Start

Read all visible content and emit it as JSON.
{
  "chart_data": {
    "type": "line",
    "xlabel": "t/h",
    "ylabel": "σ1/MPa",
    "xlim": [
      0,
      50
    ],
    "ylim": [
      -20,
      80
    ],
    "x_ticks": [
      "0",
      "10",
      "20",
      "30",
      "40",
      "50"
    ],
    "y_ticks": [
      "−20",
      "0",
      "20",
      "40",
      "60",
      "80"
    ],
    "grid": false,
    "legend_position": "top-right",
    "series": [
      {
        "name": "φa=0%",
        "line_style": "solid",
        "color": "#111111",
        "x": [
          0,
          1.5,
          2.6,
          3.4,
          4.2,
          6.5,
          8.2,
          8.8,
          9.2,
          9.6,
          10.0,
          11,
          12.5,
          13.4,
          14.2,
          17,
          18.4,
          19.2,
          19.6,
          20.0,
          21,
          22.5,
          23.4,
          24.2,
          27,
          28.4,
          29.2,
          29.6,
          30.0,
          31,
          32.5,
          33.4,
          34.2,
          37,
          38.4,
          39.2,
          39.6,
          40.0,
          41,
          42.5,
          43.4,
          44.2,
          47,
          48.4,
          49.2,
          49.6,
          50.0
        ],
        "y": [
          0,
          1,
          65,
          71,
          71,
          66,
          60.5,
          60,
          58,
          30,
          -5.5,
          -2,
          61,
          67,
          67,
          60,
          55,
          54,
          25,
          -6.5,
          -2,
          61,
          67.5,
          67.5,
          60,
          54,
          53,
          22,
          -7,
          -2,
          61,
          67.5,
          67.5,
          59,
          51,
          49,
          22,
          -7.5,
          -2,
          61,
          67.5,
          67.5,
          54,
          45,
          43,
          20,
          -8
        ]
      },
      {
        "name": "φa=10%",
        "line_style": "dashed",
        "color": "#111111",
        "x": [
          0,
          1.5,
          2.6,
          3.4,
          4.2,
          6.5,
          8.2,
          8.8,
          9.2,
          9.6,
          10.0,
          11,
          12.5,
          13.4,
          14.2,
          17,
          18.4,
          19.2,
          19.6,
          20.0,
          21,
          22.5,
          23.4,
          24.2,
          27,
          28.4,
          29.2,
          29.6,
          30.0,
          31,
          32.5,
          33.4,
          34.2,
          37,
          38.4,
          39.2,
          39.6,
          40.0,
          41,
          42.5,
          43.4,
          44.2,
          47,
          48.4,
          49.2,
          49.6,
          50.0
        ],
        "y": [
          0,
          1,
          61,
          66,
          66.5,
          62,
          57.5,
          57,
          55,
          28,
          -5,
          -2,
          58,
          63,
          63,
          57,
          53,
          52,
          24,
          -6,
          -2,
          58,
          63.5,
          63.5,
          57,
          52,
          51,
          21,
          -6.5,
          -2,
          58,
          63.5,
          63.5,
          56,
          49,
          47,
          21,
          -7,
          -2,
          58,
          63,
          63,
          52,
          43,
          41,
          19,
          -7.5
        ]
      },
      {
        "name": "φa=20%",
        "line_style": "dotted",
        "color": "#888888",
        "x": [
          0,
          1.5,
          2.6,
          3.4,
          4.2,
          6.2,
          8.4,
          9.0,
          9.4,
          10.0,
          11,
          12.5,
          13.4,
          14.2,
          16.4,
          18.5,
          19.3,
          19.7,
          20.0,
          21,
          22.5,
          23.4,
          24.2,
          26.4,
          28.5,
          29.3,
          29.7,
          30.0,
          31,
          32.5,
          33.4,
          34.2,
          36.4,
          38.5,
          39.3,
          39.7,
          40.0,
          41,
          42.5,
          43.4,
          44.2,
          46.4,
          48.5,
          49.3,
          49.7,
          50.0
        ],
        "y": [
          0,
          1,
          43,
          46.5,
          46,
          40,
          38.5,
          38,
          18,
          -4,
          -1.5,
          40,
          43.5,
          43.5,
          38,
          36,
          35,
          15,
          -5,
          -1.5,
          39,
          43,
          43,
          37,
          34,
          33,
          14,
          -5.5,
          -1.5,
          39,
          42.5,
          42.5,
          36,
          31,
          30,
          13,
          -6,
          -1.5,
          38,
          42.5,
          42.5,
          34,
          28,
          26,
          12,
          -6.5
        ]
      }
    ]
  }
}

End

● Request:
All of the data needs to be reproduced exactly, with no line missing.

● Exercise answer:
Read all visible content and emit it as JSON.
{
  "chart_data": {
    "type": "line",
    "xlabel": "t/h",
    "ylabel": "σ1/MPa",
    "xlim": [
      0,
      50
    ],
    "ylim": [
      -20,
      80
    ],
    "x_ticks": [
      "0",
      "10",
      "20",
      "30",
      "40",
      "50"
    ],
    "y_ticks": [
      "−20",
      "0",
      "20",
      "40",
      "60",
      "80"
    ],
    "grid": false,
    "legend_position": "top-right",
    "series": [
      {
        "name": "φa=0%",
        "line_style": "solid",
        "color": "#111111",
        "x": [
          0,
          1.5,
          2.6,
          3.4,
          4.2,
          6.5,
          8.2,
          8.8,
          9.2,
          9.6,
          10.0,
          11,
          12.5,
          13.4,
          14.2,
          17,
          18.4,
          19.2,
          19.6,
          20.0,
          21,
          22.5,
          23.4,
          24.2,
          27,
          28.4,
          29.2,
          29.6,
          30.0,
          31,
          32.5,
          33.4,
          34.2,
          37,
          38.4,
          39.2,
          39.6,
          40.0,
          41,
          42.5,
          43.4,
          44.2,
          47,
          48.4,
          49.2,
          49.6,
          50.0
        ],
        "y": [
          0,
          1,
          65,
          71,
          71,
          66,
          60.5,
          60,
          58,
          30,
          -5.5,
          -2,
          61,
          67,
          67,
          60,
          55,
          54,
          25,
          -6.5,
          -2,
          61,
          67.5,
          67.5,
          60,
          54,
          53,
          22,
          -7,
          -2,
          61,
          67.5,
          67.5,
          59,
          51,
          49,
          22,
          -7.5,
          -2,
          61,
          67.5,
          67.5,
          54,
          45,
          43,
          20,
          -8
        ]
      },
      {
        "name": "φa=10%",
        "line_style": "dashed",
        "color": "#111111",
        "x": [
          0,
          1.5,
          2.6,
          3.4,
          4.2,
          6.5,
          8.2,
          8.8,
          9.2,
          9.6,
          10.0,
          11,
          12.5,
          13.4,
          14.2,
          17,
          18.4,
          19.2,
          19.6,
          20.0,
          21,
          22.5,
          23.4,
          24.2,
          27,
          28.4,
          29.2,
          29.6,
          30.0,
          31,
          32.5,
          33.4,
          34.2,
          37,
          38.4,
          39.2,
          39.6,
          40.0,
          41,
          42.5,
          43.4,
          44.2,
          47,
          48.4,
          49.2,
          49.6,
          50.0
        ],
        "y": [
          0,
          1,
          61,
          66,
          66.5,
          62,
          57.5,
          57,
          55,
          28,
          -5,
          -2,
          58,
          63,
          63,
          57,
          53,
          52,
          24,
          -6,
          -2,
          58,
          63.5,
          63.5,
          57,
          52,
          51,
          21,
          -6.5,
          -2,
          58,
          63.5,
          63.5,
          56,
          49,
          47,
          21,
          -7,
          -2,
          58,
          63,
          63,
          52,
          43,
          41,
          19,
          -7.5
        ]
      },
      {
        "name": "φa=20%",
        "line_style": "dotted",
        "color": "#888888",
        "x": [
          0,
          1.5,
          2.6,
          3.4,
          4.2,
          6.2,
          8.4,
          9.0,
          9.4,
          10.0,
          11,
          12.5,
          13.4,
          14.2,
          16.4,
          18.5,
          19.3,
          19.7,
          20.0,
          21,
          22.5,
          23.4,
          24.2,
          26.4,
          28.5,
          29.3,
          29.7,
          30.0,
          31,
          32.5,
          33.4,
          34.2,
          36.4,
          38.5,
          39.3,
          39.7,
          40.0,
          41,
          42.5,
          43.4,
          44.2,
          46.4,
          48.5,
          49.3,
          49.7,
          50.0
        ],
        "y": [
          0,
          1,
          43,
          46.5,
          46,
          40,
          38.5,
          38,
          18,
          -4,
          -1.5,
          40,
          43.5,
          43.5,
          38,
          36,
          35,
          15,
          -5,
          -1.5,
          39,
          43,
          43,
          37,
          34,
          33,
          14,
          -5.5,
          -1.5,
          39,
          42.5,
          42.5,
          36,
          31,
          30,
          13,
          -6,
          -1.5,
          38,
          42.5,
          42.5,
          34,
          28,
          26,
          12,
          -6.5
        ]
      }
    ]
  }
}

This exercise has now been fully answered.